• [Do this] Each line that holds the word "JSON" is to be identified and copied.

• [Data entries]

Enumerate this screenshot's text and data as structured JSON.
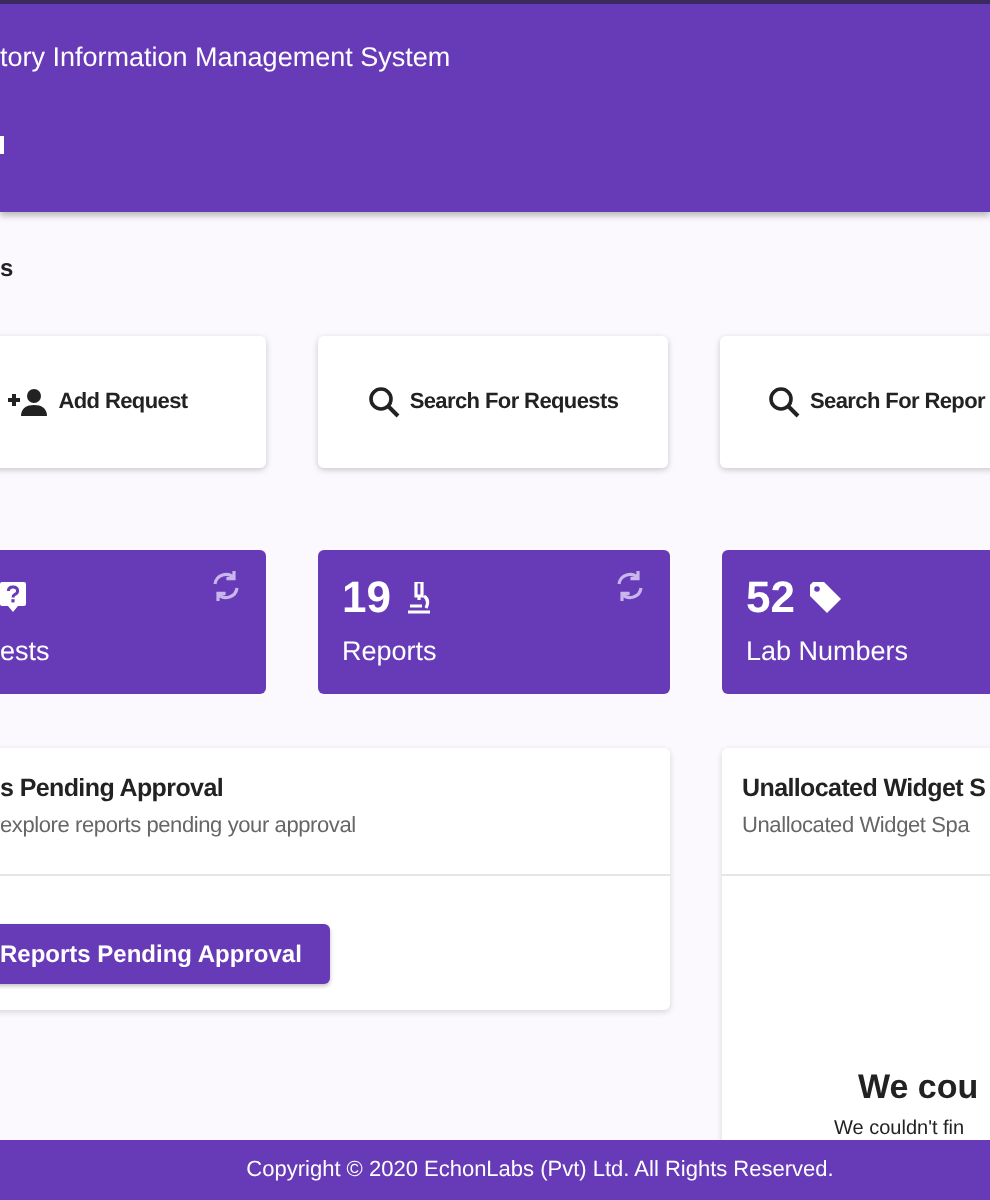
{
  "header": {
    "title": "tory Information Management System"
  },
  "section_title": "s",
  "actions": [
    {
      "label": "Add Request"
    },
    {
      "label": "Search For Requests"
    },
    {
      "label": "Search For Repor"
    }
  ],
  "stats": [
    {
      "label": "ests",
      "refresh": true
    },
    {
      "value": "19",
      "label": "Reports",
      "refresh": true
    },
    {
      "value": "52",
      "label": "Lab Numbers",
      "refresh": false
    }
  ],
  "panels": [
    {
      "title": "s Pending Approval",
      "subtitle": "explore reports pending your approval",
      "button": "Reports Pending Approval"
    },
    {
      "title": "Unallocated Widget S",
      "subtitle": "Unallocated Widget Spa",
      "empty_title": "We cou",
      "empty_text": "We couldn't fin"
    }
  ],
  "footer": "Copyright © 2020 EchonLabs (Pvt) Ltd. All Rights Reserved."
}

==

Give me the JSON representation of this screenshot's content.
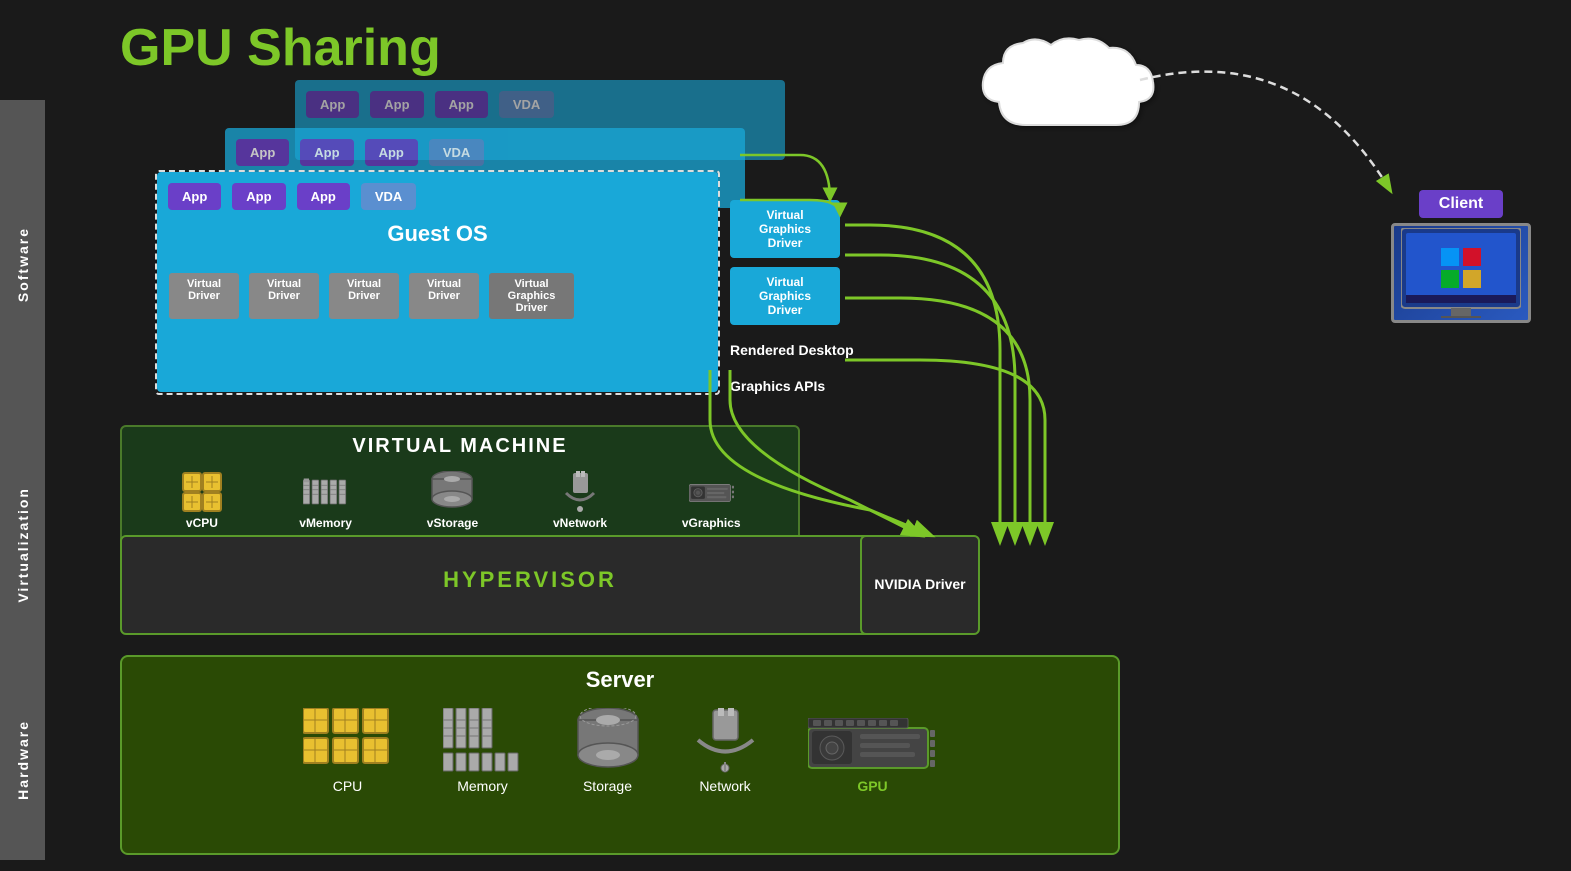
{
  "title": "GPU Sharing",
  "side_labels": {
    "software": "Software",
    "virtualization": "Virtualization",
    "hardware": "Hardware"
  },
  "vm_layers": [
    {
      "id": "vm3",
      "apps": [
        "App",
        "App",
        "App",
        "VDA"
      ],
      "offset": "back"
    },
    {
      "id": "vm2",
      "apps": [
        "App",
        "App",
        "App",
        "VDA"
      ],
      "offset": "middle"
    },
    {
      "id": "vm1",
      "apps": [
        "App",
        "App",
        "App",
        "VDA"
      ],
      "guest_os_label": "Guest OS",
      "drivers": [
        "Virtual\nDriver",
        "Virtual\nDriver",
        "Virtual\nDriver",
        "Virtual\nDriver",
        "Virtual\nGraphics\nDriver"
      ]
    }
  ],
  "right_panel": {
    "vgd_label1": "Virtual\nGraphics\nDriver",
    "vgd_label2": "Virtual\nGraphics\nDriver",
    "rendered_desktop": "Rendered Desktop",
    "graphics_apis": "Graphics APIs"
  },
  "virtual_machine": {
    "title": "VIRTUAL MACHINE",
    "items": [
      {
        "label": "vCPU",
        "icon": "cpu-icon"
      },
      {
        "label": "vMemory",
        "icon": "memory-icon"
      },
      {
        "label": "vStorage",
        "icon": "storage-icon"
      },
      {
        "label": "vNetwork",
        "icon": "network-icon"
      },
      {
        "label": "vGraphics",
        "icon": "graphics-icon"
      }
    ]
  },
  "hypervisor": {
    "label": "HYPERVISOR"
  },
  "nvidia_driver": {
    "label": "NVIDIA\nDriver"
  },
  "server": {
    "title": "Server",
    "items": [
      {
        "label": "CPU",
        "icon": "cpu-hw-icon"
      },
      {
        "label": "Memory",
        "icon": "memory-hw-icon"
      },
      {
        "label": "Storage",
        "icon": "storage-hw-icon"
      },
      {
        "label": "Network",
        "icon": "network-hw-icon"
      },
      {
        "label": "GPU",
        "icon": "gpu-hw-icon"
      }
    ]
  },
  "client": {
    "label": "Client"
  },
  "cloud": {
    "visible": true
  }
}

• [Exercise solution]
Enumerate this screenshot's text and data as structured JSON.
Give me the JSON representation of this screenshot's content.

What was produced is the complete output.